[Lines of data]
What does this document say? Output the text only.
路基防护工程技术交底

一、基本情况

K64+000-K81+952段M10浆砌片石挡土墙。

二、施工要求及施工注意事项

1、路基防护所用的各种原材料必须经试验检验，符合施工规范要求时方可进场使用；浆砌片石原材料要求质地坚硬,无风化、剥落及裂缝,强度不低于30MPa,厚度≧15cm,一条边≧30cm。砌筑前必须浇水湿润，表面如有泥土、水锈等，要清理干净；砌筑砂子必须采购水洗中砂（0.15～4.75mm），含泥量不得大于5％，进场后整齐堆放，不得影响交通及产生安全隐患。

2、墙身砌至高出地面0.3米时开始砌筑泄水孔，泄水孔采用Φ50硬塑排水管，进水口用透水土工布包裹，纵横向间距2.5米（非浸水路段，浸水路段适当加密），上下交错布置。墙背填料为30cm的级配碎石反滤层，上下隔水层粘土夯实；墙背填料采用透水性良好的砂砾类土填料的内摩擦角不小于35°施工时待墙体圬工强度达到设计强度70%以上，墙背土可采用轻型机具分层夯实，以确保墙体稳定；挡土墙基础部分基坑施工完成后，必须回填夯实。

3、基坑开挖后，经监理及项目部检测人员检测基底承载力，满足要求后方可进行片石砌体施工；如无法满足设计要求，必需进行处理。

# Goal
Transcribe every entry exactly, omitting nothing.

# Solution for this problem
What does this document say? Output the text only.
路基防护工程技术交底

一、基本情况

K64+000-K81+952段M10浆砌片石挡土墙。

二、施工要求及施工注意事项

1、路基防护所用的各种原材料必须经试验检验，符合施工规范要求时方可进场使用；浆砌片石原材料要求质地坚硬,无风化、剥落及裂缝,强度不低于30MPa,厚度≧15cm,一条边≧30cm。砌筑前必须浇水湿润，表面如有泥土、水锈等，要清理干净；砌筑砂子必须采购水洗中砂（0.15～4.75mm），含泥量不得大于5％，进场后整齐堆放，不得影响交通及产生安全隐患。

2、墙身砌至高出地面0.3米时开始砌筑泄水孔，泄水孔采用Φ50硬塑排水管，进水口用透水土工布包裹，纵横向间距2.5米（非浸水路段，浸水路段适当加密），上下交错布置。墙背填料为30cm的级配碎石反滤层，上下隔水层粘土夯实；墙背填料采用透水性良好的砂砾类土填料的内摩擦角不小于35°施工时待墙体圬工强度达到设计强度70%以上，墙背土可采用轻型机具分层夯实，以确保墙体稳定；挡土墙基础部分基坑施工完成后，必须回填夯实。

3、基坑开挖后，经监理及项目部检测人员检测基底承载力，满足要求后方可进行片石砌体施工；如无法满足设计要求，必需进行处理。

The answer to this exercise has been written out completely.